Saved data entries
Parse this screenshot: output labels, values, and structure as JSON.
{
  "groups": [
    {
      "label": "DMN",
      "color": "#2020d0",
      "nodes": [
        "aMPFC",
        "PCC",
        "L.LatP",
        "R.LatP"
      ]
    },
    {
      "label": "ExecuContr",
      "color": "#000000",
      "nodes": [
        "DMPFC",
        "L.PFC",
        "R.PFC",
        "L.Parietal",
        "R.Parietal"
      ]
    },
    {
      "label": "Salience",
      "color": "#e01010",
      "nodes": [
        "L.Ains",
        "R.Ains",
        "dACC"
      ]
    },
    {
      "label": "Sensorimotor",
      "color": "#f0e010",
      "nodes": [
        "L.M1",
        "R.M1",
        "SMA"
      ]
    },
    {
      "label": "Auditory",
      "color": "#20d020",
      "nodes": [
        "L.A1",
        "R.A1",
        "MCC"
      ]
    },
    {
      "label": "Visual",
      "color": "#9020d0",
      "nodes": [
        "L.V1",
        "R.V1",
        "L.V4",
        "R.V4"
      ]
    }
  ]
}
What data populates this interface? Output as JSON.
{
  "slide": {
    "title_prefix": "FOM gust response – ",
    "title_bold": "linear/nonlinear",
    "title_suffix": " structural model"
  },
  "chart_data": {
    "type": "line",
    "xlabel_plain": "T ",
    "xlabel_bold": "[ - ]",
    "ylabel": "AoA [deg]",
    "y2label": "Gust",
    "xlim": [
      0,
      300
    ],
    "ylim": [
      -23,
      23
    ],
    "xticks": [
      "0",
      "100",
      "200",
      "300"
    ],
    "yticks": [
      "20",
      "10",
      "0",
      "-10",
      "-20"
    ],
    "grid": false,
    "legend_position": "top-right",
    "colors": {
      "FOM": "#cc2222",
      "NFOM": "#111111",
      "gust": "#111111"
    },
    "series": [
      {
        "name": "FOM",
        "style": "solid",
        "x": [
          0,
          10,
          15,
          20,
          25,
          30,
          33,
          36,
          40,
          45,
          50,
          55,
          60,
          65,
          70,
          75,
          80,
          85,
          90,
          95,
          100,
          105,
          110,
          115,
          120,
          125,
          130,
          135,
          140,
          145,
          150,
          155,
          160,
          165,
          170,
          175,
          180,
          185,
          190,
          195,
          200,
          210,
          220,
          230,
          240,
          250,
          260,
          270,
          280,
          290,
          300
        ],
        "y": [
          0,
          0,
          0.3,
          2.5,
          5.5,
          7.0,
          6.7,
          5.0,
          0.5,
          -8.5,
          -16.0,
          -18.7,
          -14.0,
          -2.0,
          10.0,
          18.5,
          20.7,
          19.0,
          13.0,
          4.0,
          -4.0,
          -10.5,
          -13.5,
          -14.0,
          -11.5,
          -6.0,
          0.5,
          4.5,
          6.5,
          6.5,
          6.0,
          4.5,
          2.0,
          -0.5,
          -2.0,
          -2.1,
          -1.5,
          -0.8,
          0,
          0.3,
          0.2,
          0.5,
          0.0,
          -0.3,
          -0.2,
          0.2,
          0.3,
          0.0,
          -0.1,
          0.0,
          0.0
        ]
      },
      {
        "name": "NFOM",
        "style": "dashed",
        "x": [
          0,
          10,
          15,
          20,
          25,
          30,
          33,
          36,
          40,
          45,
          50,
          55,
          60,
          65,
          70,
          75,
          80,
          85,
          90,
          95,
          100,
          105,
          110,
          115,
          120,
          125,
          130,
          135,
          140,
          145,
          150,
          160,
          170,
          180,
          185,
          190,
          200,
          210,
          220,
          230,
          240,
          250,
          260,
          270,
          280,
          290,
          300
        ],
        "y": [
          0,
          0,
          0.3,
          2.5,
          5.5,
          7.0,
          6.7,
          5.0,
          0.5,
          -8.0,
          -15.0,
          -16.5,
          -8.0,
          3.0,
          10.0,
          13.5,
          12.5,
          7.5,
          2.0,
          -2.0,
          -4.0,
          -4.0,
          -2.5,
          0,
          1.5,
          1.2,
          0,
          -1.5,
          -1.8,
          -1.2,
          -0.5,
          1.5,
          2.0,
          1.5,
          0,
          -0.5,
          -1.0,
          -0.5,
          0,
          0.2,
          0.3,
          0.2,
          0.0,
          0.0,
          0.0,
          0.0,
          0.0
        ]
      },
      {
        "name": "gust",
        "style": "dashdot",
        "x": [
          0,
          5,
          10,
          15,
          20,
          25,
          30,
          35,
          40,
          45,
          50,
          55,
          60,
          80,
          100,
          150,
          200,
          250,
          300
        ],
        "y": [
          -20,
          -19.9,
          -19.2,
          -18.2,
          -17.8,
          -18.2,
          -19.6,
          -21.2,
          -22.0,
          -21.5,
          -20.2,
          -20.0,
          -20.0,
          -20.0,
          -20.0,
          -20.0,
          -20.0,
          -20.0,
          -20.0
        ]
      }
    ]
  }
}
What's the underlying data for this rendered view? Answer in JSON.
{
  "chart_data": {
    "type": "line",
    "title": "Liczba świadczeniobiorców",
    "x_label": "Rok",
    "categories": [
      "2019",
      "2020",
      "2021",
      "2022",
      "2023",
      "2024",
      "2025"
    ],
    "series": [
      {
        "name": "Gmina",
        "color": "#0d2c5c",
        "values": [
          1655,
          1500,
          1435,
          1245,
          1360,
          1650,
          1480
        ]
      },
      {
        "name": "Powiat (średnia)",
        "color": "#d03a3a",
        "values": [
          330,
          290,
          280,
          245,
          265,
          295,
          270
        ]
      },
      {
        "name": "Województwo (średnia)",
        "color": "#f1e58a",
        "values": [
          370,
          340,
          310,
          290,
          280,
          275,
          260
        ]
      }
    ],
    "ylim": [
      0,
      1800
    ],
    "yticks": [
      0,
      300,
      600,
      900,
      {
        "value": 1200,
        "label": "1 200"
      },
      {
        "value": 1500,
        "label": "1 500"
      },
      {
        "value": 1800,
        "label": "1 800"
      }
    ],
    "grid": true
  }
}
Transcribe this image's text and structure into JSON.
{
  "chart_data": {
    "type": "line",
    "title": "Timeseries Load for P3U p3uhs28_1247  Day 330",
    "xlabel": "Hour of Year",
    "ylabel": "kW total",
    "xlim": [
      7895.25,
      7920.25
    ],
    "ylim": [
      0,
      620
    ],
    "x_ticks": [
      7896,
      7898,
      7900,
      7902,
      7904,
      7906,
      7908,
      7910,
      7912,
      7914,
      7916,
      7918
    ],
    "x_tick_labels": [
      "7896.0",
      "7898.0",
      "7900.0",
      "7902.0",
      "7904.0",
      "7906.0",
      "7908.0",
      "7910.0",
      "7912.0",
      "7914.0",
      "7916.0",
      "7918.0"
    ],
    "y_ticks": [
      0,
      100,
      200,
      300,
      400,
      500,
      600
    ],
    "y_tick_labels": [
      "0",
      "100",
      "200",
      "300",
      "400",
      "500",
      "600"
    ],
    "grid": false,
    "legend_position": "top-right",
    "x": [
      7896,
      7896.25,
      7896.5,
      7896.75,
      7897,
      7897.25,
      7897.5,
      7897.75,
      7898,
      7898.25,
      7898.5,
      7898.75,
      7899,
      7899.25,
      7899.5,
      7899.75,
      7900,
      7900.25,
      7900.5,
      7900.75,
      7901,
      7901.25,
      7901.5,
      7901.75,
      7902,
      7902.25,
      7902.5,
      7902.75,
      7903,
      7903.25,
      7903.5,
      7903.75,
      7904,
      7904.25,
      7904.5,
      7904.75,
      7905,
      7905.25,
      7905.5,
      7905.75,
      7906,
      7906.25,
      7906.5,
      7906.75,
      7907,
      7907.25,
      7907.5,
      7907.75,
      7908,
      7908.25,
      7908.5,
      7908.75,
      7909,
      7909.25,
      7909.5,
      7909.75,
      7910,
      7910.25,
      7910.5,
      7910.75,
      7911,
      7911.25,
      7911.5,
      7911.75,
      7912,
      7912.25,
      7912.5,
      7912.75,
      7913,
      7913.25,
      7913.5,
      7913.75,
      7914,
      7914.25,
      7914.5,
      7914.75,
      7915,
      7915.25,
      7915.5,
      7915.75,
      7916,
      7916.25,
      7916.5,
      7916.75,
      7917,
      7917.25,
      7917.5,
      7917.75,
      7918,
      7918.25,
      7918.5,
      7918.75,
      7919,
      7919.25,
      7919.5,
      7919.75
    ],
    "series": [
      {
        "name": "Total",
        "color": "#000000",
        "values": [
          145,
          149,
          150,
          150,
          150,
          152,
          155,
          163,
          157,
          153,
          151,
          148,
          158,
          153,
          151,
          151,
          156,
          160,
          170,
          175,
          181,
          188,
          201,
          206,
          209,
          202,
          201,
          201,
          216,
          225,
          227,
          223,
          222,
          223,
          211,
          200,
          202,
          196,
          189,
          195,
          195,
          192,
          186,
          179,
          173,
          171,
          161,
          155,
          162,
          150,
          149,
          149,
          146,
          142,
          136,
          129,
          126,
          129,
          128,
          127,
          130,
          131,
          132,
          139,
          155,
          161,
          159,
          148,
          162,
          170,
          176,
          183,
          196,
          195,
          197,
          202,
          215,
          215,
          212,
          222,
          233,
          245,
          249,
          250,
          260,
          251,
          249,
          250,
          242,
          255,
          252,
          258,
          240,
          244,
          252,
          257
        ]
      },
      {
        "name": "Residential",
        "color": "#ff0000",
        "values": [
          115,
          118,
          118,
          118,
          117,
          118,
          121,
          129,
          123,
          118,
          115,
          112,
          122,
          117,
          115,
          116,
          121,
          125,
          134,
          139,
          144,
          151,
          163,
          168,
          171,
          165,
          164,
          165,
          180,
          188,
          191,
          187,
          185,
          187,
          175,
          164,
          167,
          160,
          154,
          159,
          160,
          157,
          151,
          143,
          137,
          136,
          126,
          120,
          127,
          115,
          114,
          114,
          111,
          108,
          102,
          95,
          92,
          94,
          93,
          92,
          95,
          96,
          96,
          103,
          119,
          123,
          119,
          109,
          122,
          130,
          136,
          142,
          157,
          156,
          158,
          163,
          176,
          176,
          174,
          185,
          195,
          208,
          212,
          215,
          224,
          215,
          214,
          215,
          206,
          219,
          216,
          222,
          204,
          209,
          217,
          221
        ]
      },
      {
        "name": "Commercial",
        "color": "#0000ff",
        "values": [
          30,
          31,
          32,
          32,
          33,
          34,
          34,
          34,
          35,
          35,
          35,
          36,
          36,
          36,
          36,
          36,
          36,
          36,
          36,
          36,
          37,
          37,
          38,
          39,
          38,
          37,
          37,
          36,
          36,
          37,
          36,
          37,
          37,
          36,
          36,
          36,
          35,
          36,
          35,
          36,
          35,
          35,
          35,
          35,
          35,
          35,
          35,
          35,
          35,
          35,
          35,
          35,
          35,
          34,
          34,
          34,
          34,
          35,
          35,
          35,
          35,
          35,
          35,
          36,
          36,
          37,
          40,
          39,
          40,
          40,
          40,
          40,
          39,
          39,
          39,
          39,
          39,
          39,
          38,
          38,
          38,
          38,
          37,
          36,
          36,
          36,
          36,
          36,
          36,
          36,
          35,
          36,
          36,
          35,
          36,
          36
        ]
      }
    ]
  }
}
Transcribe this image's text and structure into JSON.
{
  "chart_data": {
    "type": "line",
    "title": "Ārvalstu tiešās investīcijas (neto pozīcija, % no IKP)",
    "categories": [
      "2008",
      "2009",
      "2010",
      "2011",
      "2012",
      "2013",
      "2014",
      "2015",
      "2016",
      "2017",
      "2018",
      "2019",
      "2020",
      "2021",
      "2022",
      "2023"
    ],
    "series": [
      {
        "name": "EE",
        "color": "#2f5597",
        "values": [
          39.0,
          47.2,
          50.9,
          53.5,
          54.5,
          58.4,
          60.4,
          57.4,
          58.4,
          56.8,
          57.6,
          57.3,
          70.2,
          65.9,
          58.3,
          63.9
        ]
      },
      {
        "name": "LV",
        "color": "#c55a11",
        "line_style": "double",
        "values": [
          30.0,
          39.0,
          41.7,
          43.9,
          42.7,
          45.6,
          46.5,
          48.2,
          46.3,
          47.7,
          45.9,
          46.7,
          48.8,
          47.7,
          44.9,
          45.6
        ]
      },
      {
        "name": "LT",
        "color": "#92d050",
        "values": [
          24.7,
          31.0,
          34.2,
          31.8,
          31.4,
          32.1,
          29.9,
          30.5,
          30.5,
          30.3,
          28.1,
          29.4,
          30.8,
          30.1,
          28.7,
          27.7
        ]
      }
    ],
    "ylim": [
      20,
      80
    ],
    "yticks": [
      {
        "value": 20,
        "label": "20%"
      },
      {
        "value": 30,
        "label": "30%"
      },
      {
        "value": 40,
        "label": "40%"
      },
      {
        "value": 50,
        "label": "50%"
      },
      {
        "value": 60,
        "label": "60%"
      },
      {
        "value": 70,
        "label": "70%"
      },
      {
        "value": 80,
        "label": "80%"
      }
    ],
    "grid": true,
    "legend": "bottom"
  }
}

*WHAT TO PRODUCE:*
In the listing above, find the lines holding the word "grid" and copy them.

*EXERCISE RESPONSE:*
    "grid": false,
    "grid": true
    "grid": false,
    "grid": true,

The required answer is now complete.